Vereisten – Zet de regels van alle onderstaande items om in een JSON-lijst van strings, met één string per regel. Lege regels laat je weg.
###
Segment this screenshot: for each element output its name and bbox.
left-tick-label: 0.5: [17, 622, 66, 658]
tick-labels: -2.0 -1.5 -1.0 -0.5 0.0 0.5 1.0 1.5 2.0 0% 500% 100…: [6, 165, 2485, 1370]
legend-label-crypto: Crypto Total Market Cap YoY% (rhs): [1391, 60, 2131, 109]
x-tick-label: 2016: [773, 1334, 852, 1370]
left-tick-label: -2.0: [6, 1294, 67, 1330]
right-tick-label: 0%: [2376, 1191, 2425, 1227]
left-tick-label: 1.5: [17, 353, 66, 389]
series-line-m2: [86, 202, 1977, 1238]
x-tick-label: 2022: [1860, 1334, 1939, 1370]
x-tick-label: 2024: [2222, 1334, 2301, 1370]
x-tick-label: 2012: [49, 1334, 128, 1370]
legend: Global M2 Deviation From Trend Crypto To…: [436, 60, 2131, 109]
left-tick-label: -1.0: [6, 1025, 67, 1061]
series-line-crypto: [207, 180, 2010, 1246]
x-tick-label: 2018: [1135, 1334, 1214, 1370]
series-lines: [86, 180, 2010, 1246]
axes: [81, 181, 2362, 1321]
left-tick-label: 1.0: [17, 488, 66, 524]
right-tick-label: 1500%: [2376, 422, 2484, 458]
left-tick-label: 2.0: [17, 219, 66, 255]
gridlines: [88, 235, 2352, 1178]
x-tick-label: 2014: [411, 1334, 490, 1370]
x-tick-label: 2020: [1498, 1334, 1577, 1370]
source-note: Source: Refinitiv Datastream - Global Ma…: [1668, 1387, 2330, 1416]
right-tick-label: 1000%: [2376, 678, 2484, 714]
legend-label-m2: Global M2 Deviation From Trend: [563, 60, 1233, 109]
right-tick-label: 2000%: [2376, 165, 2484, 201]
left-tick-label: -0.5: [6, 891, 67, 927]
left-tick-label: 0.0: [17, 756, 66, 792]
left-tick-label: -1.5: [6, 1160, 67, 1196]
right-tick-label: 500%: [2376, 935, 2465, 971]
###
Volledig antwoord –
[
  "Segment this screenshot: for each element output its name and bbox.",
  "left-tick-label: 0.5: [17, 622, 66, 658]",
  "tick-labels: -2.0 -1.5 -1.0 -0.5 0.0 0.5 1.0 1.5 2.0 0% 500% 100…: [6, 165, 2485, 1370]",
  "legend-label-crypto: Crypto Total Market Cap YoY% (rhs): [1391, 60, 2131, 109]",
  "x-tick-label: 2016: [773, 1334, 852, 1370]",
  "left-tick-label: -2.0: [6, 1294, 67, 1330]",
  "right-tick-label: 0%: [2376, 1191, 2425, 1227]",
  "left-tick-label: 1.5: [17, 353, 66, 389]",
  "series-line-m2: [86, 202, 1977, 1238]",
  "x-tick-label: 2022: [1860, 1334, 1939, 1370]",
  "x-tick-label: 2024: [2222, 1334, 2301, 1370]",
  "x-tick-label: 2012: [49, 1334, 128, 1370]",
  "legend: Global M2 Deviation From Trend Crypto To…: [436, 60, 2131, 109]",
  "left-tick-label: -1.0: [6, 1025, 67, 1061]",
  "series-line-crypto: [207, 180, 2010, 1246]",
  "x-tick-label: 2018: [1135, 1334, 1214, 1370]",
  "series-lines: [86, 180, 2010, 1246]",
  "axes: [81, 181, 2362, 1321]",
  "left-tick-label: 1.0: [17, 488, 66, 524]",
  "right-tick-label: 1500%: [2376, 422, 2484, 458]",
  "left-tick-label: 2.0: [17, 219, 66, 255]",
  "gridlines: [88, 235, 2352, 1178]",
  "x-tick-label: 2014: [411, 1334, 490, 1370]",
  "x-tick-label: 2020: [1498, 1334, 1577, 1370]",
  "source-note: Source: Refinitiv Datastream - Global Ma…: [1668, 1387, 2330, 1416]",
  "right-tick-label: 1000%: [2376, 678, 2484, 714]",
  "legend-label-m2: Global M2 Deviation From Trend: [563, 60, 1233, 109]",
  "right-tick-label: 2000%: [2376, 165, 2484, 201]",
  "left-tick-label: -0.5: [6, 891, 67, 927]",
  "left-tick-label: 0.0: [17, 756, 66, 792]",
  "left-tick-label: -1.5: [6, 1160, 67, 1196]",
  "right-tick-label: 500%: [2376, 935, 2465, 971]"
]